**WHAT YOU HAVE TO DO**
Once every line in the data below has been checked for "beta", give the number of lines that hold it, and only that.
======
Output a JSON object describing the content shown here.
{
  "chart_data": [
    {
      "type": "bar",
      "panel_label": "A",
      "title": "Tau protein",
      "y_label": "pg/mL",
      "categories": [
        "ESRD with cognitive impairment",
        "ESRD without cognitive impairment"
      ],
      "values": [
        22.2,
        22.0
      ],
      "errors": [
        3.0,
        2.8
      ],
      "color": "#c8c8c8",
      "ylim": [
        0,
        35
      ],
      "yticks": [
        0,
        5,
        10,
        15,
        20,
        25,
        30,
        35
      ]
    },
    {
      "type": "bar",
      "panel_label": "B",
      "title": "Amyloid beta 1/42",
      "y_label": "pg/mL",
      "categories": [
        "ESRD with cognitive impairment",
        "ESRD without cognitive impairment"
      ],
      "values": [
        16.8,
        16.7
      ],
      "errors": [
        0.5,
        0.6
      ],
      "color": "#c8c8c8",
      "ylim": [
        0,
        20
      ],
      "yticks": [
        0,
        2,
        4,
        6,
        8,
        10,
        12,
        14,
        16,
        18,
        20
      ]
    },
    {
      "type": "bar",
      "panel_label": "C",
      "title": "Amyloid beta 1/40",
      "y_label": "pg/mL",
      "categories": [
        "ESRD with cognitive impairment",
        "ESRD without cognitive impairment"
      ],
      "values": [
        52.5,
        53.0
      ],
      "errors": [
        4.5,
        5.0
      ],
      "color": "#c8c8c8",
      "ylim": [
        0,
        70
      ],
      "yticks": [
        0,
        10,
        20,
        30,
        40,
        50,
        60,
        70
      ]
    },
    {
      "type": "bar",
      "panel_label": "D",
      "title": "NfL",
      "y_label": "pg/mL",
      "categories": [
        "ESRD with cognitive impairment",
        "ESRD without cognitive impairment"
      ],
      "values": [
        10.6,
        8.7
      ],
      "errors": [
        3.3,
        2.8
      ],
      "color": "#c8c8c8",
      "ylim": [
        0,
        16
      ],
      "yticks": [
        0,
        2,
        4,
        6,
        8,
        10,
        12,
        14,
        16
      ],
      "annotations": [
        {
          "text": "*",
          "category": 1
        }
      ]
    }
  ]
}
======
**RESULT OF THE TASK**
2